Given instruction = Repeat everything in the material exactly.

Given records =
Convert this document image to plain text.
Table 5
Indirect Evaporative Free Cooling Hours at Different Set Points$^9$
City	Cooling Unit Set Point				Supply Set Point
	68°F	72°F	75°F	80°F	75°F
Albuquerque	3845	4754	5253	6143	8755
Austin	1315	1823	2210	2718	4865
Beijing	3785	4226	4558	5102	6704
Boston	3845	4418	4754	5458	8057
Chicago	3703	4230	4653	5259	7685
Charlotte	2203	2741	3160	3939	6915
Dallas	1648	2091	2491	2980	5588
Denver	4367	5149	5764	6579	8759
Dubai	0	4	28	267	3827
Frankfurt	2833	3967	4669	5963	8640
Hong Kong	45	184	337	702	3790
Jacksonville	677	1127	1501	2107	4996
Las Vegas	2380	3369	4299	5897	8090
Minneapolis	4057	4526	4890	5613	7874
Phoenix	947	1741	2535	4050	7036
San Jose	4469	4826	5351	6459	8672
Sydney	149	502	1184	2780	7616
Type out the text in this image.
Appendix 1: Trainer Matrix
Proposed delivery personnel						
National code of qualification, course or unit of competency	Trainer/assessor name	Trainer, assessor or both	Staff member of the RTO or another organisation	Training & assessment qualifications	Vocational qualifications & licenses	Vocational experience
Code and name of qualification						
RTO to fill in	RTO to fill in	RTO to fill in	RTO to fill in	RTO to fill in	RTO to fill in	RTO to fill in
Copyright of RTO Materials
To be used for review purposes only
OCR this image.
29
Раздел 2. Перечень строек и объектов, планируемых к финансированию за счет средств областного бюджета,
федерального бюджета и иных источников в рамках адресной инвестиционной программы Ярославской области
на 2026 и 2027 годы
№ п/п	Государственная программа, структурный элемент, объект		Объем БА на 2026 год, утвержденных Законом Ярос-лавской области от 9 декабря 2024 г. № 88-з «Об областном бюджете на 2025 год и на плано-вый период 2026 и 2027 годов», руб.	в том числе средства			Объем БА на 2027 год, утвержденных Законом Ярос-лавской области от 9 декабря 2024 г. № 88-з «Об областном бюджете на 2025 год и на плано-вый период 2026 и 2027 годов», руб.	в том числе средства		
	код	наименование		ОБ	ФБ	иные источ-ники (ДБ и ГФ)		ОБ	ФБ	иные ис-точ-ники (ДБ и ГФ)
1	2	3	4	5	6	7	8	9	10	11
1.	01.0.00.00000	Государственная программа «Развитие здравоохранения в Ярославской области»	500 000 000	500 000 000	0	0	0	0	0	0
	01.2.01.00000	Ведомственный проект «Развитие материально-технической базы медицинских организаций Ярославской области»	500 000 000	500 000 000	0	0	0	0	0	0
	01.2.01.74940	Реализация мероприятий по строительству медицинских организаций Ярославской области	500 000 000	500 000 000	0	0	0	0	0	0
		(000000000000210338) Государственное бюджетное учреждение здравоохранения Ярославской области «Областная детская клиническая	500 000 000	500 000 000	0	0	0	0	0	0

Complete output =
Convert this document image to plain text.
Table 5
Indirect Evaporative Free Cooling Hours at Different Set Points$^9$
City	Cooling Unit Set Point				Supply Set Point
	68°F	72°F	75°F	80°F	75°F
Albuquerque	3845	4754	5253	6143	8755
Austin	1315	1823	2210	2718	4865
Beijing	3785	4226	4558	5102	6704
Boston	3845	4418	4754	5458	8057
Chicago	3703	4230	4653	5259	7685
Charlotte	2203	2741	3160	3939	6915
Dallas	1648	2091	2491	2980	5588
Denver	4367	5149	5764	6579	8759
Dubai	0	4	28	267	3827
Frankfurt	2833	3967	4669	5963	8640
Hong Kong	45	184	337	702	3790
Jacksonville	677	1127	1501	2107	4996
Las Vegas	2380	3369	4299	5897	8090
Minneapolis	4057	4526	4890	5613	7874
Phoenix	947	1741	2535	4050	7036
San Jose	4469	4826	5351	6459	8672
Sydney	149	502	1184	2780	7616
Type out the text in this image.
Appendix 1: Trainer Matrix
Proposed delivery personnel						
National code of qualification, course or unit of competency	Trainer/assessor name	Trainer, assessor or both	Staff member of the RTO or another organisation	Training & assessment qualifications	Vocational qualifications & licenses	Vocational experience
Code and name of qualification						
RTO to fill in	RTO to fill in	RTO to fill in	RTO to fill in	RTO to fill in	RTO to fill in	RTO to fill in
Copyright of RTO Materials
To be used for review purposes only
OCR this image.
29
Раздел 2. Перечень строек и объектов, планируемых к финансированию за счет средств областного бюджета,
федерального бюджета и иных источников в рамках адресной инвестиционной программы Ярославской области
на 2026 и 2027 годы
№ п/п	Государственная программа, структурный элемент, объект		Объем БА на 2026 год, утвержденных Законом Ярос-лавской области от 9 декабря 2024 г. № 88-з «Об областном бюджете на 2025 год и на плано-вый период 2026 и 2027 годов», руб.	в том числе средства			Объем БА на 2027 год, утвержденных Законом Ярос-лавской области от 9 декабря 2024 г. № 88-з «Об областном бюджете на 2025 год и на плано-вый период 2026 и 2027 годов», руб.	в том числе средства		
	код	наименование		ОБ	ФБ	иные источ-ники (ДБ и ГФ)		ОБ	ФБ	иные ис-точ-ники (ДБ и ГФ)
1	2	3	4	5	6	7	8	9	10	11
1.	01.0.00.00000	Государственная программа «Развитие здравоохранения в Ярославской области»	500 000 000	500 000 000	0	0	0	0	0	0
	01.2.01.00000	Ведомственный проект «Развитие материально-технической базы медицинских организаций Ярославской области»	500 000 000	500 000 000	0	0	0	0	0	0
	01.2.01.74940	Реализация мероприятий по строительству медицинских организаций Ярославской области	500 000 000	500 000 000	0	0	0	0	0	0
		(000000000000210338) Государственное бюджетное учреждение здравоохранения Ярославской области «Областная детская клиническая	500 000 000	500 000 000	0	0	0	0	0	0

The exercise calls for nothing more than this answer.